Dataset entries.
○ ○ ○ ○ ○ ○ ○

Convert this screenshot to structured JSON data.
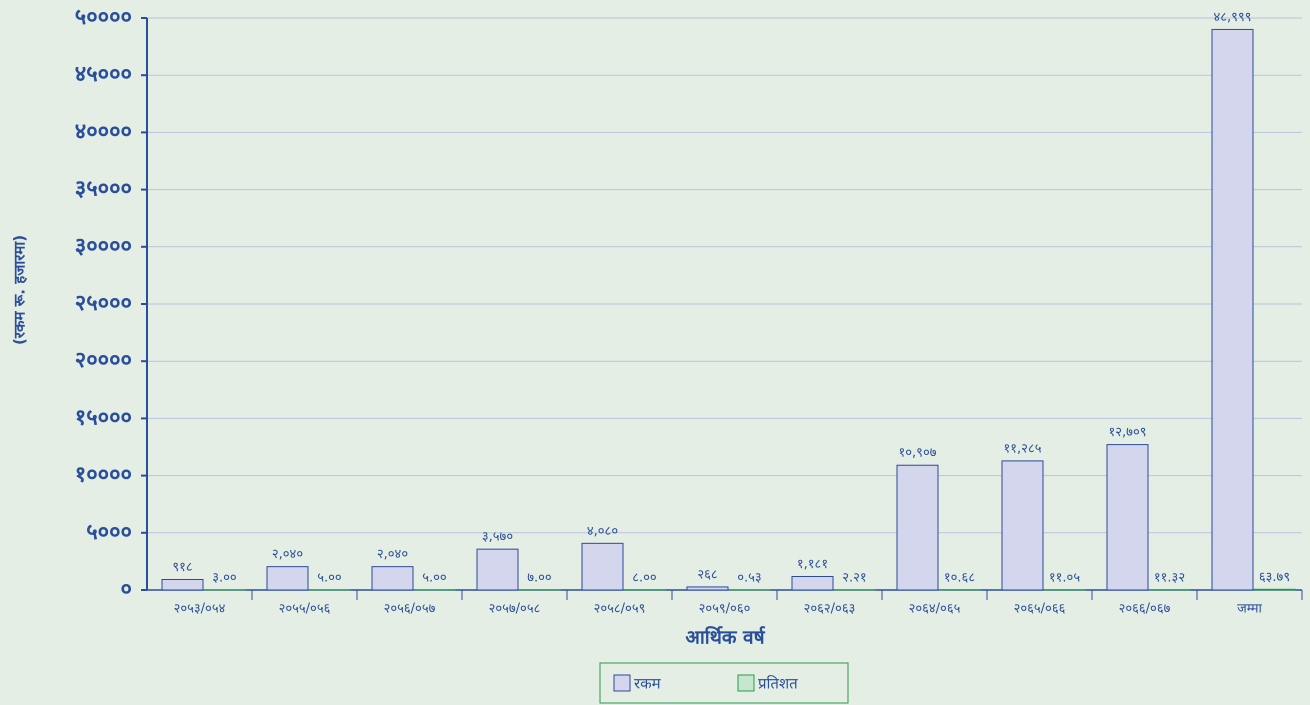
{
  "chart_data": {
    "type": "bar",
    "y_axis_label": "(रकम रू. हजारमा)",
    "x_axis_label": "आर्थिक वर्ष",
    "categories": [
      "२०५३/०५४",
      "२०५५/०५६",
      "२०५६/०५७",
      "२०५७/०५८",
      "२०५८/०५९",
      "२०५९/०६०",
      "२०६२/०६३",
      "२०६४/०६५",
      "२०६५/०६६",
      "२०६६/०६७",
      "जम्मा"
    ],
    "series": [
      {
        "name": "रकम",
        "color": "#d4d6ee",
        "values": [
          918,
          2040,
          2040,
          3570,
          4080,
          268,
          1181,
          10907,
          11285,
          12709,
          48999
        ],
        "value_labels": [
          "९१८",
          "२,०४०",
          "२,०४०",
          "३,५७०",
          "४,०८०",
          "२६८",
          "१,१८१",
          "१०,९०७",
          "११,२८५",
          "१२,७०९",
          "४८,९९९"
        ]
      },
      {
        "name": "प्रतिशत",
        "color": "#c6e6cf",
        "values": [
          3.0,
          5.0,
          5.0,
          7.0,
          8.0,
          0.53,
          2.21,
          10.68,
          11.05,
          11.32,
          63.79
        ],
        "value_labels": [
          "३.००",
          "५.००",
          "५.००",
          "७.००",
          "८.००",
          "०.५३",
          "२.२१",
          "१०.६८",
          "११.०५",
          "११.३२",
          "६३.७९"
        ]
      }
    ],
    "ylim": [
      0,
      50000
    ],
    "yticks": [
      {
        "value": 0,
        "label": "०"
      },
      {
        "value": 5000,
        "label": "५०००"
      },
      {
        "value": 10000,
        "label": "१००००"
      },
      {
        "value": 15000,
        "label": "१५०००"
      },
      {
        "value": 20000,
        "label": "२००००"
      },
      {
        "value": 25000,
        "label": "२५०००"
      },
      {
        "value": 30000,
        "label": "३००००"
      },
      {
        "value": 35000,
        "label": "३५०००"
      },
      {
        "value": 40000,
        "label": "४००००"
      },
      {
        "value": 45000,
        "label": "४५०००"
      },
      {
        "value": 50000,
        "label": "५००००"
      }
    ],
    "grid": true
  }
}
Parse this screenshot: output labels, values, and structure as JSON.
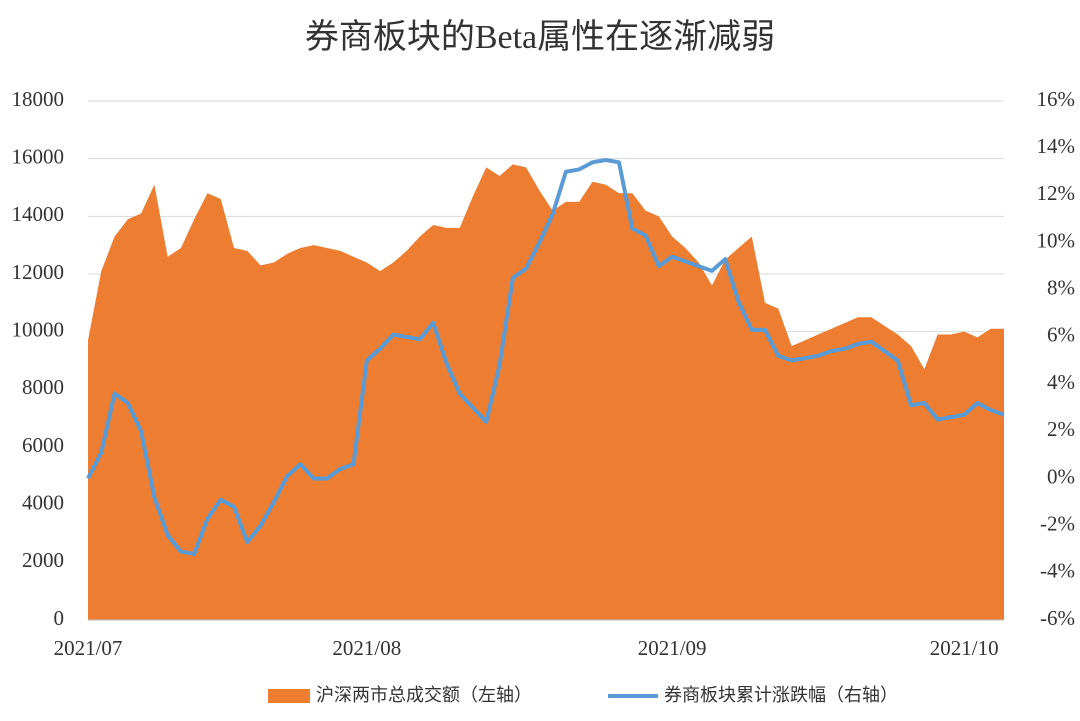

○ ○ ○ ○ ○ ○ ○

TASK GOAL. Reproduce all of the entries word for word, skipping any pictures they hold.

RESPONSE TO THIS EXERCISE.
Convert this screenshot to structured JSON data.
{
  "chart_data": {
    "type": "bar",
    "y_axis_label": "(रकम रू. हजारमा)",
    "x_axis_label": "आर्थिक वर्ष",
    "categories": [
      "२०५३/०५४",
      "२०५५/०५६",
      "२०५६/०५७",
      "२०५७/०५८",
      "२०५८/०५९",
      "२०५९/०६०",
      "२०६२/०६३",
      "२०६४/०६५",
      "२०६५/०६६",
      "२०६६/०६७",
      "जम्मा"
    ],
    "series": [
      {
        "name": "रकम",
        "color": "#d4d6ee",
        "values": [
          918,
          2040,
          2040,
          3570,
          4080,
          268,
          1181,
          10907,
          11285,
          12709,
          48999
        ],
        "value_labels": [
          "९१८",
          "२,०४०",
          "२,०४०",
          "३,५७०",
          "४,०८०",
          "२६८",
          "१,१८१",
          "१०,९०७",
          "११,२८५",
          "१२,७०९",
          "४८,९९९"
        ]
      },
      {
        "name": "प्रतिशत",
        "color": "#c6e6cf",
        "values": [
          3.0,
          5.0,
          5.0,
          7.0,
          8.0,
          0.53,
          2.21,
          10.68,
          11.05,
          11.32,
          63.79
        ],
        "value_labels": [
          "३.००",
          "५.००",
          "५.००",
          "७.००",
          "८.००",
          "०.५३",
          "२.२१",
          "१०.६८",
          "११.०५",
          "११.३२",
          "६३.७९"
        ]
      }
    ],
    "ylim": [
      0,
      50000
    ],
    "yticks": [
      {
        "value": 0,
        "label": "०"
      },
      {
        "value": 5000,
        "label": "५०००"
      },
      {
        "value": 10000,
        "label": "१००००"
      },
      {
        "value": 15000,
        "label": "१५०००"
      },
      {
        "value": 20000,
        "label": "२००००"
      },
      {
        "value": 25000,
        "label": "२५०००"
      },
      {
        "value": 30000,
        "label": "३००००"
      },
      {
        "value": 35000,
        "label": "३५०००"
      },
      {
        "value": 40000,
        "label": "४००००"
      },
      {
        "value": 45000,
        "label": "४५०००"
      },
      {
        "value": 50000,
        "label": "५००००"
      }
    ],
    "grid": true
  }
}
Parse this screenshot: output labels, values, and structure as JSON.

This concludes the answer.